▸ Records for this exercise:
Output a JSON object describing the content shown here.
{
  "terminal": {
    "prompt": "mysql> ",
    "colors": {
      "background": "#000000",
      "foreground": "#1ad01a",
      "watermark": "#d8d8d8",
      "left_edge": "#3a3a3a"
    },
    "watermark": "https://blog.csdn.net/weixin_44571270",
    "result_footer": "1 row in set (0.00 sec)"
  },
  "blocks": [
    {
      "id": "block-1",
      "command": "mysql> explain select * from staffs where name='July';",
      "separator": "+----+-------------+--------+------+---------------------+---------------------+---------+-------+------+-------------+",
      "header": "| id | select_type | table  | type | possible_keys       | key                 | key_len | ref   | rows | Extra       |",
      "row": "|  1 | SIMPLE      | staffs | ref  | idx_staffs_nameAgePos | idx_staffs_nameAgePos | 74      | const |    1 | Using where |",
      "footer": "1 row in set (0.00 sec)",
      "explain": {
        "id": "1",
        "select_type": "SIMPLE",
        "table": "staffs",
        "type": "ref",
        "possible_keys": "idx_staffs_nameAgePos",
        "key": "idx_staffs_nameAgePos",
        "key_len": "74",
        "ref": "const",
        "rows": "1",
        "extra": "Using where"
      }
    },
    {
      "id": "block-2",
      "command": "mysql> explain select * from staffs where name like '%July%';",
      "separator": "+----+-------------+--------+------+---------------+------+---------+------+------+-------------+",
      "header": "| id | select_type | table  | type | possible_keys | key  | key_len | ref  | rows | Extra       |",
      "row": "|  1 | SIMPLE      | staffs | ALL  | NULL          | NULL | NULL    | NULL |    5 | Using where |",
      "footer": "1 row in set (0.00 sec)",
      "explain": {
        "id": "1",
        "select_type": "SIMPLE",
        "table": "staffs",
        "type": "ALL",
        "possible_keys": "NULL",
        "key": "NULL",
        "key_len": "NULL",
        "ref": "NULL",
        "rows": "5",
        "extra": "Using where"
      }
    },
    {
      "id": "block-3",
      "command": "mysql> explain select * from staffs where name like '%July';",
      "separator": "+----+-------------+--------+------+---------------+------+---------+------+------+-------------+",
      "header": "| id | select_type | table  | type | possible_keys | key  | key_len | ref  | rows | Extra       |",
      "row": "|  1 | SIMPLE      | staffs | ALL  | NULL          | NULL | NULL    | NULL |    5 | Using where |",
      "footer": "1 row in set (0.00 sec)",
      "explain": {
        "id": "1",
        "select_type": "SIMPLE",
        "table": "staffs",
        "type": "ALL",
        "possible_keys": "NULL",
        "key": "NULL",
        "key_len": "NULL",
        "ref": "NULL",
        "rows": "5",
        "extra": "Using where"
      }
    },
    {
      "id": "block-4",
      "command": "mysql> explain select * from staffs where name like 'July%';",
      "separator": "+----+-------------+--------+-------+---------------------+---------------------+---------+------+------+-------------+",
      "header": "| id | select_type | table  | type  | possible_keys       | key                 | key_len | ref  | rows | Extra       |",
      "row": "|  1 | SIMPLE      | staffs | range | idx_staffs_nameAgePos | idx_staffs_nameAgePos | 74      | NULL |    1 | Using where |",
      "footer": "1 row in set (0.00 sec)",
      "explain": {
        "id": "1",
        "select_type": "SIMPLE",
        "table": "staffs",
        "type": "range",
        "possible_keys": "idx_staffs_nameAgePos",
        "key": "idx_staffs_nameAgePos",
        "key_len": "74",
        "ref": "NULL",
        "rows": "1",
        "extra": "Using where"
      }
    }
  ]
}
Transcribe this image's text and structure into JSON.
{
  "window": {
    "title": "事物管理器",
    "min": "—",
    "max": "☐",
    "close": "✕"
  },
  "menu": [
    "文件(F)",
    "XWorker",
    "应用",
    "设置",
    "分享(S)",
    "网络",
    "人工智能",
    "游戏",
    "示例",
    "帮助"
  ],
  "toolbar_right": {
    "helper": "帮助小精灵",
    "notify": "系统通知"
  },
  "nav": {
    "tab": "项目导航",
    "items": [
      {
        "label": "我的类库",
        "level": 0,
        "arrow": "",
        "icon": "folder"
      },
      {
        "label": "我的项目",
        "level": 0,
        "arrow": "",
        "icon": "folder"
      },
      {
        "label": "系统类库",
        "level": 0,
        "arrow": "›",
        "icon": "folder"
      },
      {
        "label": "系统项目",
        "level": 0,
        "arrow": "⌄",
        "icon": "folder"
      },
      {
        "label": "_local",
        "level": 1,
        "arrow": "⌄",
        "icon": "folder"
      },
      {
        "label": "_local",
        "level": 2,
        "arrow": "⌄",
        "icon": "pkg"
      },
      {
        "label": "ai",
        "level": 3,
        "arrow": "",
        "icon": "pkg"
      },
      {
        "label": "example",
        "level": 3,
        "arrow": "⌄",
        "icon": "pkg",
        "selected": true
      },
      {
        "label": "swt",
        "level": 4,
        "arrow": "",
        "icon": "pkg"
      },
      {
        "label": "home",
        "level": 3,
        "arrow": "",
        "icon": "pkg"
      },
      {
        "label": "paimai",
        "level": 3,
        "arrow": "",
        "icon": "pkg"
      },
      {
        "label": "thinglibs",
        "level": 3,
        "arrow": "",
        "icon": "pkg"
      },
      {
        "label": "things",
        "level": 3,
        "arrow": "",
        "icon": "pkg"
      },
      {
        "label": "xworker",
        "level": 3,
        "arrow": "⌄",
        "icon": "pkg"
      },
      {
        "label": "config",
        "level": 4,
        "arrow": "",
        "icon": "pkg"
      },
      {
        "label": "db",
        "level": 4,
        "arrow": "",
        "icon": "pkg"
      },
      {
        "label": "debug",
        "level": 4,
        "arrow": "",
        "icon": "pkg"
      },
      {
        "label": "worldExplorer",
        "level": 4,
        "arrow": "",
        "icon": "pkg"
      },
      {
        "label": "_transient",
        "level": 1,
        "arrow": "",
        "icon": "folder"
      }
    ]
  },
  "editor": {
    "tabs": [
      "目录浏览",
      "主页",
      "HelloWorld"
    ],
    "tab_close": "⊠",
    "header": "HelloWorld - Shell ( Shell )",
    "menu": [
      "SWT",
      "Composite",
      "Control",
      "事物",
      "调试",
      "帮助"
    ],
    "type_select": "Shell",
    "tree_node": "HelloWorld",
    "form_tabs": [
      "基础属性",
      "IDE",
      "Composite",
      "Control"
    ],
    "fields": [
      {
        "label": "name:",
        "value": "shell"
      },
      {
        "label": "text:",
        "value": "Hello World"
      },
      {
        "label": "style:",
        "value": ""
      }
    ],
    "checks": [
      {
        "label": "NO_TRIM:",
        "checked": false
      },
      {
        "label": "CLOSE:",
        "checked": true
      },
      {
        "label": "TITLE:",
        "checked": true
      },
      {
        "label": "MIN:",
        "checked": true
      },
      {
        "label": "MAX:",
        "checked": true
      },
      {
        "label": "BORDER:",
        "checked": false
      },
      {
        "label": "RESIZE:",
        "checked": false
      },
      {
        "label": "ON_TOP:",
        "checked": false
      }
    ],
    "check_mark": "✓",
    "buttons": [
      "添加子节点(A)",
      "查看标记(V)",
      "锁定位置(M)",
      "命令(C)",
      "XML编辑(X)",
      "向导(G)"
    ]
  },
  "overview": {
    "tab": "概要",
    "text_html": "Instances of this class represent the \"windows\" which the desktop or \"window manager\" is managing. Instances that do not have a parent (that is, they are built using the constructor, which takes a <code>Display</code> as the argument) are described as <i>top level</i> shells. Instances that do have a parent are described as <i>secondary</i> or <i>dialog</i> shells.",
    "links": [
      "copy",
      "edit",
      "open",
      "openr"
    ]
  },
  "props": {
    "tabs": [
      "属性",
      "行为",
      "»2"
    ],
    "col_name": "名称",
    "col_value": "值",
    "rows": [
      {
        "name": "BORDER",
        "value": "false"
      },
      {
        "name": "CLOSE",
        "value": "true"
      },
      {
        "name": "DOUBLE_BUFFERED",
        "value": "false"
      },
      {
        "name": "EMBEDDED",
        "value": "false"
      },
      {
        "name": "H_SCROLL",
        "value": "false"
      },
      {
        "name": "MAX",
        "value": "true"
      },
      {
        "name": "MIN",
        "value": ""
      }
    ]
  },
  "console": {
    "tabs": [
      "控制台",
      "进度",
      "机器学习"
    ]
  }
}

▸ Requirement: Locate and copy each line in the data above that includes the word "from".

▸ Completed task:
      "command": "mysql> explain select * from staffs where name='July';",
      "command": "mysql> explain select * from staffs where name like '%July%';",
      "command": "mysql> explain select * from staffs where name like '%July';",
      "command": "mysql> explain select * from staffs where name like 'July%';",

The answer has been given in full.